— start WORKING DATA —

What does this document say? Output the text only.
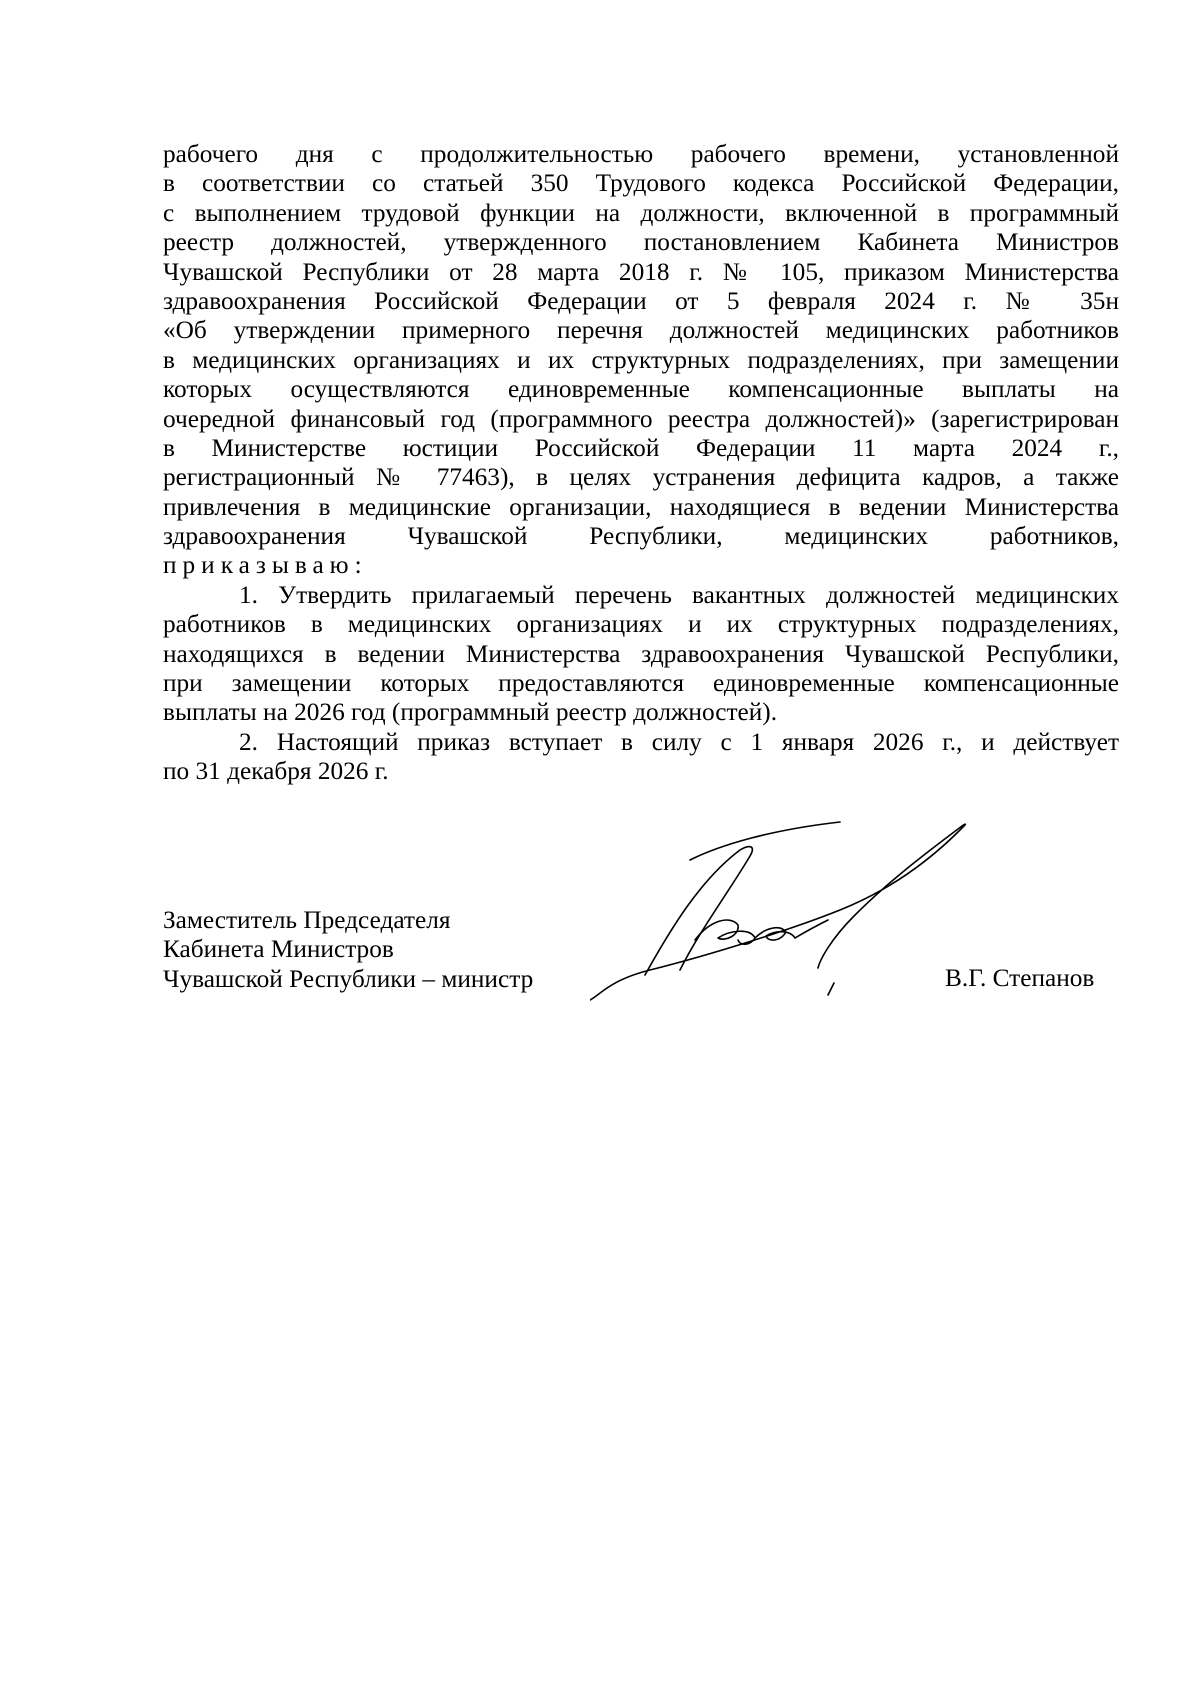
рабочего дня с продолжительностью рабочего времени, установленной
в соответствии со статьей 350 Трудового кодекса Российской Федерации,
с выполнением трудовой функции на должности, включенной в программный
реестр должностей, утвержденного постановлением Кабинета Министров
Чувашской Республики от 28 марта 2018 г. № 105, приказом Министерства
здравоохранения Российской Федерации от 5 февраля 2024 г. № 35н
«Об утверждении примерного перечня должностей медицинских работников
в медицинских организациях и их структурных подразделениях, при замещении
которых осуществляются единовременные компенсационные выплаты на
очередной финансовый год (программного реестра должностей)» (зарегистрирован
в Министерстве юстиции Российской Федерации 11 марта 2024 г.,
регистрационный № 77463), в целях устранения дефицита кадров, а также
привлечения в медицинские организации, находящиеся в ведении Министерства
здравоохранения Чувашской Республики, медицинских работников,
приказываю:
1. Утвердить прилагаемый перечень вакантных должностей медицинских
работников в медицинских организациях и их структурных подразделениях,
находящихся в ведении Министерства здравоохранения Чувашской Республики,
при замещении которых предоставляются единовременные компенсационные
выплаты на 2026 год (программный реестр должностей).
2. Настоящий приказ вступает в силу с 1 января 2026 г., и действует
по 31 декабря 2026 г.
Заместитель Председателя
Кабинета Министров
Чувашской Республики – министр	В.Г. Степанов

— end WORKING DATA —

# WHAT NEEDS TO BE DONE
Give every line back word for word and leave the pictures out.

# COMPLETED TASK
What does this document say? Output the text only.
рабочего дня с продолжительностью рабочего времени, установленной
в соответствии со статьей 350 Трудового кодекса Российской Федерации,
с выполнением трудовой функции на должности, включенной в программный
реестр должностей, утвержденного постановлением Кабинета Министров
Чувашской Республики от 28 марта 2018 г. № 105, приказом Министерства
здравоохранения Российской Федерации от 5 февраля 2024 г. № 35н
«Об утверждении примерного перечня должностей медицинских работников
в медицинских организациях и их структурных подразделениях, при замещении
которых осуществляются единовременные компенсационные выплаты на
очередной финансовый год (программного реестра должностей)» (зарегистрирован
в Министерстве юстиции Российской Федерации 11 марта 2024 г.,
регистрационный № 77463), в целях устранения дефицита кадров, а также
привлечения в медицинские организации, находящиеся в ведении Министерства
здравоохранения Чувашской Республики, медицинских работников,
приказываю:
1. Утвердить прилагаемый перечень вакантных должностей медицинских
работников в медицинских организациях и их структурных подразделениях,
находящихся в ведении Министерства здравоохранения Чувашской Республики,
при замещении которых предоставляются единовременные компенсационные
выплаты на 2026 год (программный реестр должностей).
2. Настоящий приказ вступает в силу с 1 января 2026 г., и действует
по 31 декабря 2026 г.
Заместитель Председателя
Кабинета Министров
Чувашской Республики – министр	В.Г. Степанов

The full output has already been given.